• **Written task**
Copy each line exactly. Drop every picture.

---------------

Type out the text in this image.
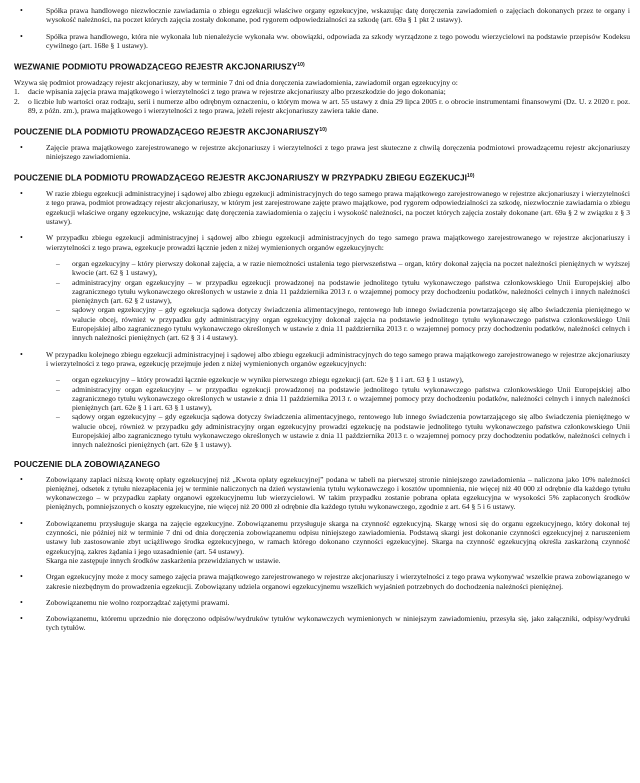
•	Spółka prawa handlowego niezwłocznie zawiadamia o zbiegu egzekucji właściwe organy egzekucyjne, wskazując datę doręczenia zawiadomień o zajęciach dokonanych przez te organy i wysokość należności, na poczet których zajęcia zostały dokonane, pod rygorem odpowiedzialności za szkodę (art. 69a § 1 pkt 2 ustawy).
•	Spółka prawa handlowego, która nie wykonała lub nienależycie wykonała ww. obowiązki, odpowiada za szkody wyrządzone z tego powodu wierzycielowi na podstawie przepisów Kodeksu cywilnego (art. 168e § 1 ustawy).
WEZWANIE PODMIOTU PROWADZĄCEGO REJESTR AKCJONARIUSZY$^{10)}$

Wzywa się podmiot prowadzący rejestr akcjonariuszy, aby w terminie 7 dni od dnia doręczenia zawiadomienia, zawiadomił organ egzekucyjny o:

1. dacie wpisania zajęcia prawa majątkowego i wierzytelności z tego prawa w rejestrze akcjonariuszy albo przeszkodzie do jego dokonania;
2. o liczbie lub wartości oraz rodzaju, serii i numerze albo odrębnym oznaczeniu, o którym mowa w art. 55 ustawy z dnia 29 lipca 2005 r. o obrocie instrumentami finansowymi (Dz. U. z 2020 r. poz. 89, z późn. zm.), prawa majątkowego i wierzytelności z tego prawa, jeżeli rejestr akcjonariuszy zawiera takie dane.
POUCZENIE DLA PODMIOTU PROWADZĄCEGO REJESTR AKCJONARIUSZY$^{10)}$
•	Zajęcie prawa majątkowego zarejestrowanego w rejestrze akcjonariuszy i wierzytelności z tego prawa jest skuteczne z chwilą doręczenia podmiotowi prowadzącemu rejestr akcjonariuszy niniejszego zawiadomienia.
POUCZENIE DLA PODMIOTU PROWADZĄCEGO REJESTR AKCJONARIUSZY W PRZYPADKU ZBIEGU EGZEKUCJI$^{10)}$
•	W razie zbiegu egzekucji administracyjnej i sądowej albo zbiegu egzekucji administracyjnych do tego samego prawa majątkowego zarejestrowanego w rejestrze akcjonariuszy i wierzytelności z tego prawa, podmiot prowadzący rejestr akcjonariuszy, w którym jest zarejestrowane zajęte prawo majątkowe, pod rygorem odpowiedzialności za szkodę, niezwłocznie zawiadamia o zbiegu egzekucji właściwe organy egzekucyjne, wskazując datę doręczenia zawiadomienia o zajęciu i wysokość należności, na poczet których zajęcia zostały dokonane (art. 69a § 2 w związku z § 3 ustawy).
•	W przypadku zbiegu egzekucji administracyjnej i sądowej albo zbiegu egzekucji administracyjnych do tego samego prawa majątkowego zarejestrowanego w rejestrze akcjonariuszy i wierzytelności z tego prawa, egzekucje prowadzi łącznie jeden z niżej wymienionych organów egzekucyjnych:
– organ egzekucyjny – który pierwszy dokonał zajęcia, a w razie niemożności ustalenia tego pierwszeństwa – organ, który dokonał zajęcia na poczet należności pieniężnych w wyższej kwocie (art. 62 § 1 ustawy),
– administracyjny organ egzekucyjny – w przypadku egzekucji prowadzonej na podstawie jednolitego tytułu wykonawczego państwa członkowskiego Unii Europejskiej albo zagranicznego tytułu wykonawczego określonych w ustawie z dnia 11 października 2013 r. o wzajemnej pomocy przy dochodzeniu podatków, należności celnych i innych należności pieniężnych (art. 62 § 2 ustawy),
– sądowy organ egzekucyjny – gdy egzekucja sądowa dotyczy świadczenia alimentacyjnego, rentowego lub innego świadczenia powtarzającego się albo świadczenia pieniężnego w walucie obcej, również w przypadku gdy administracyjny organ egzekucyjny dokonał zajęcia na podstawie jednolitego tytułu wykonawczego państwa członkowskiego Unii Europejskiej albo zagranicznego tytułu wykonawczego określonych w ustawie z dnia 11 października 2013 r. o wzajemnej pomocy przy dochodzeniu podatków, należności celnych i innych należności pieniężnych (art. 62 § 3 i 4 ustawy).
•	W przypadku kolejnego zbiegu egzekucji administracyjnej i sądowej albo zbiegu egzekucji administracyjnych do tego samego prawa majątkowego zarejestrowanego w rejestrze akcjonariuszy i wierzytelności z tego prawa, egzekucję przejmuje jeden z niżej wymienionych organów egzekucyjnych:
– organ egzekucyjny – który prowadzi łącznie egzekucje w wyniku pierwszego zbiegu egzekucji (art. 62e § 1 i art. 63 § 1 ustawy),
– administracyjny organ egzekucyjny – w przypadku egzekucji prowadzonej na podstawie jednolitego tytułu wykonawczego państwa członkowskiego Unii Europejskiej albo zagranicznego tytułu wykonawczego określonych w ustawie z dnia 11 października 2013 r. o wzajemnej pomocy przy dochodzeniu podatków, należności celnych i innych należności pieniężnych (art. 62e § 1 i art. 63 § 1 ustawy),
– sądowy organ egzekucyjny – gdy egzekucja sądowa dotyczy świadczenia alimentacyjnego, rentowego lub innego świadczenia powtarzającego się albo świadczenia pieniężnego w walucie obcej, również w przypadku gdy administracyjny organ egzekucyjny prowadzi egzekucję na podstawie jednolitego tytułu wykonawczego państwa członkowskiego Unii Europejskiej albo zagranicznego tytułu wykonawczego określonych w ustawie z dnia 11 października 2013 r. o wzajemnej pomocy przy dochodzeniu podatków, należności celnych i innych należności pieniężnych (art. 62e § 1 ustawy).
POUCZENIE DLA ZOBOWIĄZANEGO
•	Zobowiązany zapłaci niższą kwotę opłaty egzekucyjnej niż „Kwota opłaty egzekucyjnej” podana w tabeli na pierwszej stronie niniejszego zawiadomienia – naliczona jako 10% należności pieniężnej, odsetek z tytułu niezapłacenia jej w terminie naliczonych na dzień wystawienia tytułu wykonawczego i kosztów upomnienia, nie więcej niż 40 000 zł odrębnie dla każdego tytułu wykonawczego – w przypadku zapłaty organowi egzekucyjnemu lub wierzycielowi. W takim przypadku zostanie pobrana opłata egzekucyjna w wysokości 5% zapłaconych środków pieniężnych, pomniejszonych o koszty egzekucyjne, nie więcej niż 20 000 zł odrębnie dla każdego tytułu wykonawczego, zgodnie z art. 64 § 5 i 6 ustawy.
•	Zobowiązanemu przysługuje skarga na zajęcie egzekucyjne. Zobowiązanemu przysługuje skarga na czynność egzekucyjną. Skargę wnosi się do organu egzekucyjnego, który dokonał tej czynności, nie później niż w terminie 7 dni od dnia doręczenia zobowiązanemu odpisu niniejszego zawiadomienia. Podstawą skargi jest dokonanie czynności egzekucyjnej z naruszeniem ustawy lub zastosowanie zbyt uciążliwego środka egzekucyjnego, w ramach którego dokonano czynności egzekucyjnej. Skarga na czynność egzekucyjną określa zaskarżoną czynność egzekucyjną, zakres żądania i jego uzasadnienie (art. 54 ustawy).
Skarga nie zastępuje innych środków zaskarżenia przewidzianych w ustawie.
•	Organ egzekucyjny może z mocy samego zajęcia prawa majątkowego zarejestrowanego w rejestrze akcjonariuszy i wierzytelności z tego prawa wykonywać wszelkie prawa zobowiązanego w zakresie niezbędnym do prowadzenia egzekucji. Zobowiązany udziela organowi egzekucyjnemu wszelkich wyjaśnień potrzebnych do dochodzenia należności pieniężnej.
•	Zobowiązanemu nie wolno rozporządzać zajętymi prawami.
•	Zobowiązanemu, któremu uprzednio nie doręczono odpisów/wydruków tytułów wykonawczych wymienionych w niniejszym zawiadomieniu, przesyła się, jako załączniki, odpisy/wydruki tych tytułów.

---------------

• **Output**
Type out the text in this image.
•	Spółka prawa handlowego niezwłocznie zawiadamia o zbiegu egzekucji właściwe organy egzekucyjne, wskazując datę doręczenia zawiadomień o zajęciach dokonanych przez te organy i wysokość należności, na poczet których zajęcia zostały dokonane, pod rygorem odpowiedzialności za szkodę (art. 69a § 1 pkt 2 ustawy).
•	Spółka prawa handlowego, która nie wykonała lub nienależycie wykonała ww. obowiązki, odpowiada za szkody wyrządzone z tego powodu wierzycielowi na podstawie przepisów Kodeksu cywilnego (art. 168e § 1 ustawy).
WEZWANIE PODMIOTU PROWADZĄCEGO REJESTR AKCJONARIUSZY$^{10)}$

Wzywa się podmiot prowadzący rejestr akcjonariuszy, aby w terminie 7 dni od dnia doręczenia zawiadomienia, zawiadomił organ egzekucyjny o:

1. dacie wpisania zajęcia prawa majątkowego i wierzytelności z tego prawa w rejestrze akcjonariuszy albo przeszkodzie do jego dokonania;
2. o liczbie lub wartości oraz rodzaju, serii i numerze albo odrębnym oznaczeniu, o którym mowa w art. 55 ustawy z dnia 29 lipca 2005 r. o obrocie instrumentami finansowymi (Dz. U. z 2020 r. poz. 89, z późn. zm.), prawa majątkowego i wierzytelności z tego prawa, jeżeli rejestr akcjonariuszy zawiera takie dane.
POUCZENIE DLA PODMIOTU PROWADZĄCEGO REJESTR AKCJONARIUSZY$^{10)}$
•	Zajęcie prawa majątkowego zarejestrowanego w rejestrze akcjonariuszy i wierzytelności z tego prawa jest skuteczne z chwilą doręczenia podmiotowi prowadzącemu rejestr akcjonariuszy niniejszego zawiadomienia.
POUCZENIE DLA PODMIOTU PROWADZĄCEGO REJESTR AKCJONARIUSZY W PRZYPADKU ZBIEGU EGZEKUCJI$^{10)}$
•	W razie zbiegu egzekucji administracyjnej i sądowej albo zbiegu egzekucji administracyjnych do tego samego prawa majątkowego zarejestrowanego w rejestrze akcjonariuszy i wierzytelności z tego prawa, podmiot prowadzący rejestr akcjonariuszy, w którym jest zarejestrowane zajęte prawo majątkowe, pod rygorem odpowiedzialności za szkodę, niezwłocznie zawiadamia o zbiegu egzekucji właściwe organy egzekucyjne, wskazując datę doręczenia zawiadomienia o zajęciu i wysokość należności, na poczet których zajęcia zostały dokonane (art. 69a § 2 w związku z § 3 ustawy).
•	W przypadku zbiegu egzekucji administracyjnej i sądowej albo zbiegu egzekucji administracyjnych do tego samego prawa majątkowego zarejestrowanego w rejestrze akcjonariuszy i wierzytelności z tego prawa, egzekucje prowadzi łącznie jeden z niżej wymienionych organów egzekucyjnych:
– organ egzekucyjny – który pierwszy dokonał zajęcia, a w razie niemożności ustalenia tego pierwszeństwa – organ, który dokonał zajęcia na poczet należności pieniężnych w wyższej kwocie (art. 62 § 1 ustawy),
– administracyjny organ egzekucyjny – w przypadku egzekucji prowadzonej na podstawie jednolitego tytułu wykonawczego państwa członkowskiego Unii Europejskiej albo zagranicznego tytułu wykonawczego określonych w ustawie z dnia 11 października 2013 r. o wzajemnej pomocy przy dochodzeniu podatków, należności celnych i innych należności pieniężnych (art. 62 § 2 ustawy),
– sądowy organ egzekucyjny – gdy egzekucja sądowa dotyczy świadczenia alimentacyjnego, rentowego lub innego świadczenia powtarzającego się albo świadczenia pieniężnego w walucie obcej, również w przypadku gdy administracyjny organ egzekucyjny dokonał zajęcia na podstawie jednolitego tytułu wykonawczego państwa członkowskiego Unii Europejskiej albo zagranicznego tytułu wykonawczego określonych w ustawie z dnia 11 października 2013 r. o wzajemnej pomocy przy dochodzeniu podatków, należności celnych i innych należności pieniężnych (art. 62 § 3 i 4 ustawy).
•	W przypadku kolejnego zbiegu egzekucji administracyjnej i sądowej albo zbiegu egzekucji administracyjnych do tego samego prawa majątkowego zarejestrowanego w rejestrze akcjonariuszy i wierzytelności z tego prawa, egzekucję przejmuje jeden z niżej wymienionych organów egzekucyjnych:
– organ egzekucyjny – który prowadzi łącznie egzekucje w wyniku pierwszego zbiegu egzekucji (art. 62e § 1 i art. 63 § 1 ustawy),
– administracyjny organ egzekucyjny – w przypadku egzekucji prowadzonej na podstawie jednolitego tytułu wykonawczego państwa członkowskiego Unii Europejskiej albo zagranicznego tytułu wykonawczego określonych w ustawie z dnia 11 października 2013 r. o wzajemnej pomocy przy dochodzeniu podatków, należności celnych i innych należności pieniężnych (art. 62e § 1 i art. 63 § 1 ustawy),
– sądowy organ egzekucyjny – gdy egzekucja sądowa dotyczy świadczenia alimentacyjnego, rentowego lub innego świadczenia powtarzającego się albo świadczenia pieniężnego w walucie obcej, również w przypadku gdy administracyjny organ egzekucyjny prowadzi egzekucję na podstawie jednolitego tytułu wykonawczego państwa członkowskiego Unii Europejskiej albo zagranicznego tytułu wykonawczego określonych w ustawie z dnia 11 października 2013 r. o wzajemnej pomocy przy dochodzeniu podatków, należności celnych i innych należności pieniężnych (art. 62e § 1 ustawy).
POUCZENIE DLA ZOBOWIĄZANEGO
•	Zobowiązany zapłaci niższą kwotę opłaty egzekucyjnej niż „Kwota opłaty egzekucyjnej” podana w tabeli na pierwszej stronie niniejszego zawiadomienia – naliczona jako 10% należności pieniężnej, odsetek z tytułu niezapłacenia jej w terminie naliczonych na dzień wystawienia tytułu wykonawczego i kosztów upomnienia, nie więcej niż 40 000 zł odrębnie dla każdego tytułu wykonawczego – w przypadku zapłaty organowi egzekucyjnemu lub wierzycielowi. W takim przypadku zostanie pobrana opłata egzekucyjna w wysokości 5% zapłaconych środków pieniężnych, pomniejszonych o koszty egzekucyjne, nie więcej niż 20 000 zł odrębnie dla każdego tytułu wykonawczego, zgodnie z art. 64 § 5 i 6 ustawy.
•	Zobowiązanemu przysługuje skarga na zajęcie egzekucyjne. Zobowiązanemu przysługuje skarga na czynność egzekucyjną. Skargę wnosi się do organu egzekucyjnego, który dokonał tej czynności, nie później niż w terminie 7 dni od dnia doręczenia zobowiązanemu odpisu niniejszego zawiadomienia. Podstawą skargi jest dokonanie czynności egzekucyjnej z naruszeniem ustawy lub zastosowanie zbyt uciążliwego środka egzekucyjnego, w ramach którego dokonano czynności egzekucyjnej. Skarga na czynność egzekucyjną określa zaskarżoną czynność egzekucyjną, zakres żądania i jego uzasadnienie (art. 54 ustawy).
Skarga nie zastępuje innych środków zaskarżenia przewidzianych w ustawie.
•	Organ egzekucyjny może z mocy samego zajęcia prawa majątkowego zarejestrowanego w rejestrze akcjonariuszy i wierzytelności z tego prawa wykonywać wszelkie prawa zobowiązanego w zakresie niezbędnym do prowadzenia egzekucji. Zobowiązany udziela organowi egzekucyjnemu wszelkich wyjaśnień potrzebnych do dochodzenia należności pieniężnej.
•	Zobowiązanemu nie wolno rozporządzać zajętymi prawami.
•	Zobowiązanemu, któremu uprzednio nie doręczono odpisów/wydruków tytułów wykonawczych wymienionych w niniejszym zawiadomieniu, przesyła się, jako załączniki, odpisy/wydruki tych tytułów.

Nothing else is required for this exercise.